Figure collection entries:
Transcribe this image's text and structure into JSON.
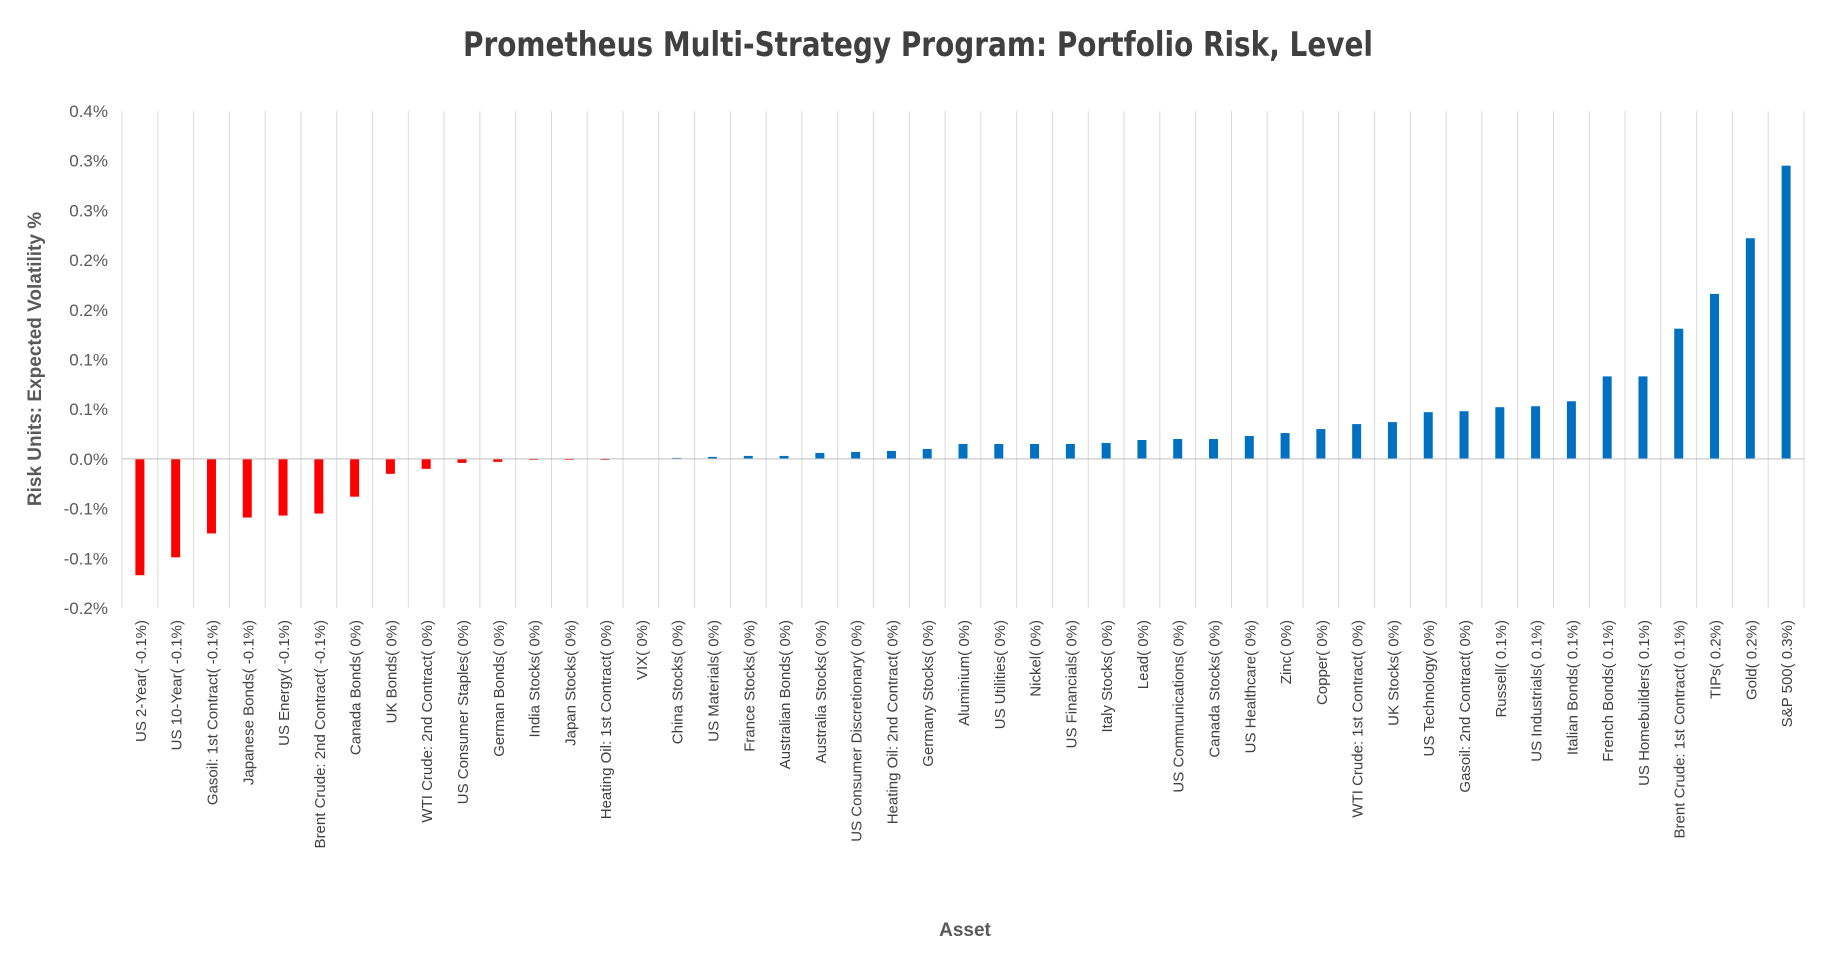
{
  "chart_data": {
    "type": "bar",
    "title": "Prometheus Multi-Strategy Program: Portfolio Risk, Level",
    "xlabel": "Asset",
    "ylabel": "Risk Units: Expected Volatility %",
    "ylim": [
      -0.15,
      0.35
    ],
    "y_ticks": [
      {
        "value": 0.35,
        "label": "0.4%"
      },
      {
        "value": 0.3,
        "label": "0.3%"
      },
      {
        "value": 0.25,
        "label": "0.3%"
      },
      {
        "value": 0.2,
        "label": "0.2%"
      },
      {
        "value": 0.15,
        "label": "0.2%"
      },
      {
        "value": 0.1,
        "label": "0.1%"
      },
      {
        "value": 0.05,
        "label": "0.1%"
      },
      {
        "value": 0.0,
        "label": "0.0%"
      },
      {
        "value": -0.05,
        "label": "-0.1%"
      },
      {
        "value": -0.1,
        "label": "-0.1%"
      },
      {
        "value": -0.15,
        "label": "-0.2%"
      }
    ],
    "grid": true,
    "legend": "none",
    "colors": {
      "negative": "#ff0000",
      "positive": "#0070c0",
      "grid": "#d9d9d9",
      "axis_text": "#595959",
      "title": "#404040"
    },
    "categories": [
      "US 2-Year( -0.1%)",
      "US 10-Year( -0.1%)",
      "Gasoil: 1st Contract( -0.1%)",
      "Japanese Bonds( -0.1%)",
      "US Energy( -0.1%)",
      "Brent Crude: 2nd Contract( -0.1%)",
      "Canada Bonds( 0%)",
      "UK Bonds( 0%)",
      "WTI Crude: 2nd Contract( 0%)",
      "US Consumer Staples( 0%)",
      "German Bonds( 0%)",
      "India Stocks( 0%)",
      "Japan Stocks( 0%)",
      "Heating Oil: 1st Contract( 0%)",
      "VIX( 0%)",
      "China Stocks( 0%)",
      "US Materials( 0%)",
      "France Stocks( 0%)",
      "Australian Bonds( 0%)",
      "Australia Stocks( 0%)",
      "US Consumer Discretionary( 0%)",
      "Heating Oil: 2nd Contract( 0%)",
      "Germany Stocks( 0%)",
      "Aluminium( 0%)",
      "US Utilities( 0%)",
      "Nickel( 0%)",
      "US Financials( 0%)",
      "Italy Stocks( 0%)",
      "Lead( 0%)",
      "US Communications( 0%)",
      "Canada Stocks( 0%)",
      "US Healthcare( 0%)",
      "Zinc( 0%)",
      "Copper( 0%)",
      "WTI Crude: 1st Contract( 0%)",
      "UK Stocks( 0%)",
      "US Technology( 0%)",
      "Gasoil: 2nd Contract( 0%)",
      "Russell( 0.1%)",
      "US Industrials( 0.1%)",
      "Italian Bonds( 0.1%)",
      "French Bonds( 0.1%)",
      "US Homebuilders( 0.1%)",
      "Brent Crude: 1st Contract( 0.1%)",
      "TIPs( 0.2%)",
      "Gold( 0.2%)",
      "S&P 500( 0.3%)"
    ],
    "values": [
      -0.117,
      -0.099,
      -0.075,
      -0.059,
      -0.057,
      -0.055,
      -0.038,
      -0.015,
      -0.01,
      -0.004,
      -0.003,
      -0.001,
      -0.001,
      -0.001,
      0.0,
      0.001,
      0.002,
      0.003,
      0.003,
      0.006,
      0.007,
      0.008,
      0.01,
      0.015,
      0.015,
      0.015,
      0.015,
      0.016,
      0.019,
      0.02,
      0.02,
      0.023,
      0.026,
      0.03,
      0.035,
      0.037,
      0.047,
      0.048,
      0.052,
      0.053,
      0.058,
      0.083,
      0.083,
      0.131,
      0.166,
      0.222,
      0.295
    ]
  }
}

* * *

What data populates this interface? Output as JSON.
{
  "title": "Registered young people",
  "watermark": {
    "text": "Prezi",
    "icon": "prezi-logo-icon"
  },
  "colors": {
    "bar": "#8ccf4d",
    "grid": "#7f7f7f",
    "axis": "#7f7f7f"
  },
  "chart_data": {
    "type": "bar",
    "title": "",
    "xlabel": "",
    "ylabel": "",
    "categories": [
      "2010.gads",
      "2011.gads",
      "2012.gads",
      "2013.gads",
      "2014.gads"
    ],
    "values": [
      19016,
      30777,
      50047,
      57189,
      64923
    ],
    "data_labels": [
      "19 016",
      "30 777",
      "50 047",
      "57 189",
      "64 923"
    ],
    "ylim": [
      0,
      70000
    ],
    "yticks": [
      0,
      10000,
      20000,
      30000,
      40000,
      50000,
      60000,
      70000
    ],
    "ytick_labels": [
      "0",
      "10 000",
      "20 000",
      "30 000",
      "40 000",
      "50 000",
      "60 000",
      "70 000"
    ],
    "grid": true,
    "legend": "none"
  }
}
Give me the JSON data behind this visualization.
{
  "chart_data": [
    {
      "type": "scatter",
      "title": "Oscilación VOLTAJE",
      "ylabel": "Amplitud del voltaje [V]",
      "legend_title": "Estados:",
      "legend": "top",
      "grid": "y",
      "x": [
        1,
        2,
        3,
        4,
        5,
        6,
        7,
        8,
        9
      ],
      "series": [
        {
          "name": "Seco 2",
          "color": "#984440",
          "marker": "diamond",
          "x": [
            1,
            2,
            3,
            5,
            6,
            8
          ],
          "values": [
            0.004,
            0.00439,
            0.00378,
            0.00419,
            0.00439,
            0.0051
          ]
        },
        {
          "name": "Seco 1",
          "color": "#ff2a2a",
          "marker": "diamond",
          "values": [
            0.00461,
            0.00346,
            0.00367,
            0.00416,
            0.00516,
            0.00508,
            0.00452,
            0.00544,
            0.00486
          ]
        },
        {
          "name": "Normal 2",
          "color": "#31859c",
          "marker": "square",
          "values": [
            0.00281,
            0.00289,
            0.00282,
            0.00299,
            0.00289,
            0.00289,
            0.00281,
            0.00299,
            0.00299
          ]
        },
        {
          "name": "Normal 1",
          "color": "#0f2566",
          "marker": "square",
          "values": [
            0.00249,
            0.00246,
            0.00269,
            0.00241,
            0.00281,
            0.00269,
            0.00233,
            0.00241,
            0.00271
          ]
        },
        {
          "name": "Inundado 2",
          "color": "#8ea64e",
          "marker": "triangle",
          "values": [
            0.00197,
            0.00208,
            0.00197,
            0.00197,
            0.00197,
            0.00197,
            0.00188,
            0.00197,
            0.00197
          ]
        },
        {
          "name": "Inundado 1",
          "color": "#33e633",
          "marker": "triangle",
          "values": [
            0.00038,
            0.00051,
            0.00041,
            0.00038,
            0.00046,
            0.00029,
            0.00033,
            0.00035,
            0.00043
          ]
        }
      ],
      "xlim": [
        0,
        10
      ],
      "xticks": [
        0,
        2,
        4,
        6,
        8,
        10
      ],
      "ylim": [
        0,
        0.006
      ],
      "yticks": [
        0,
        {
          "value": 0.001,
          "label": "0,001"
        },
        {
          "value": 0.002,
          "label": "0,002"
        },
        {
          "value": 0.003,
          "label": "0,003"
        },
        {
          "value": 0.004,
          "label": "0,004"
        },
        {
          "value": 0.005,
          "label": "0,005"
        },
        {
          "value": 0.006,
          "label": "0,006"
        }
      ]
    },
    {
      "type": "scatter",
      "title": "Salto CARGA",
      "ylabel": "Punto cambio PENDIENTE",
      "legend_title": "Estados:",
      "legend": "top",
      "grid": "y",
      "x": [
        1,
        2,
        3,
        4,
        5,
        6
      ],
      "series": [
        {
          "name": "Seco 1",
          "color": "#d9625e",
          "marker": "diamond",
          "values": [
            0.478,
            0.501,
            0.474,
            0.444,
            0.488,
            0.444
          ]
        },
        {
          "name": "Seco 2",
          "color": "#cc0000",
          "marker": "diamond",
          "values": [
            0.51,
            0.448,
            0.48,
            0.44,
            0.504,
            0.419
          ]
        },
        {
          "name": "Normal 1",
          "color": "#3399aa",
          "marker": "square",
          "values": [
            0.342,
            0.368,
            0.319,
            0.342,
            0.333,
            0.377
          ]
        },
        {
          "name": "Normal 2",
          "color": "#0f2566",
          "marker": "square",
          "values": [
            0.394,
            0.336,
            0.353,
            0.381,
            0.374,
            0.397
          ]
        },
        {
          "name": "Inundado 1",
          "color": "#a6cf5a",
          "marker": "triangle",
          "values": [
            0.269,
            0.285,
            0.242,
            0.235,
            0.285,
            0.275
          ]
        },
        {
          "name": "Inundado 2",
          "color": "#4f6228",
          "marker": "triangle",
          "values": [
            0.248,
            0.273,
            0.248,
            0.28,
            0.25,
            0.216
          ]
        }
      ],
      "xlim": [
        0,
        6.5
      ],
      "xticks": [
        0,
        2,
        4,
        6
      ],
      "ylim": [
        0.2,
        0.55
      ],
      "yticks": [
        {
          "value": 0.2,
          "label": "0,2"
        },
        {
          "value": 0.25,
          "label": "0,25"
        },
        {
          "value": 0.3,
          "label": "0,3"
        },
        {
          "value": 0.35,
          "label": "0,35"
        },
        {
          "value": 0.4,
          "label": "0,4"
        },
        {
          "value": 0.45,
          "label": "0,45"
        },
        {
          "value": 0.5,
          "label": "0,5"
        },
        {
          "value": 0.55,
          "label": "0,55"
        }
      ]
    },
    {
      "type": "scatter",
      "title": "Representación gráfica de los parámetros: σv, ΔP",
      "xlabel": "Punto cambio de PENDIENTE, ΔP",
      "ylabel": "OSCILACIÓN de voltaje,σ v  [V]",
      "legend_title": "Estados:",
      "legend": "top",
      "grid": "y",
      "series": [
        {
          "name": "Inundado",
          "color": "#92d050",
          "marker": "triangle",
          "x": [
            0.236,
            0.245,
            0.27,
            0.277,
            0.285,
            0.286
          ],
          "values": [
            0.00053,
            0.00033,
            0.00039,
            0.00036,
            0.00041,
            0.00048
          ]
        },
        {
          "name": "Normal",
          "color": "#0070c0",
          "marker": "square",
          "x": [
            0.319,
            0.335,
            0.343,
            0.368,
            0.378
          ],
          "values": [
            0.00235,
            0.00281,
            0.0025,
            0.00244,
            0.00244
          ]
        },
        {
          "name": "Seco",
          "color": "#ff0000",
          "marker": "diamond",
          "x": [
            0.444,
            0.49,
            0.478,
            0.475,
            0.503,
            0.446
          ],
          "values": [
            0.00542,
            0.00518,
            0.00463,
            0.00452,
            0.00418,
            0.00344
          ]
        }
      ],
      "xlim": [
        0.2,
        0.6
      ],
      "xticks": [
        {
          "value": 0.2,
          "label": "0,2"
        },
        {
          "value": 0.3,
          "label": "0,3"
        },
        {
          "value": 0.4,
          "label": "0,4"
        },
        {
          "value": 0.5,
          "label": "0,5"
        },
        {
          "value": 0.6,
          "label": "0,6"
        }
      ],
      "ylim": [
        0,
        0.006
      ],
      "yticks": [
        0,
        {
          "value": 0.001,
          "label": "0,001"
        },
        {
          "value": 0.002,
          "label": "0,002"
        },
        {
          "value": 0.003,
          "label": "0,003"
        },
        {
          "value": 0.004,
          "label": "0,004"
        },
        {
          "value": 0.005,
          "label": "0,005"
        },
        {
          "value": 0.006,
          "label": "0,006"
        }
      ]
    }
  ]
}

TASK GOAL: Copy every line that includes the string "gads" from the material above.

EXERCISE RESULT:
      "2010.gads",
      "2011.gads",
      "2012.gads",
      "2013.gads",
      "2014.gads"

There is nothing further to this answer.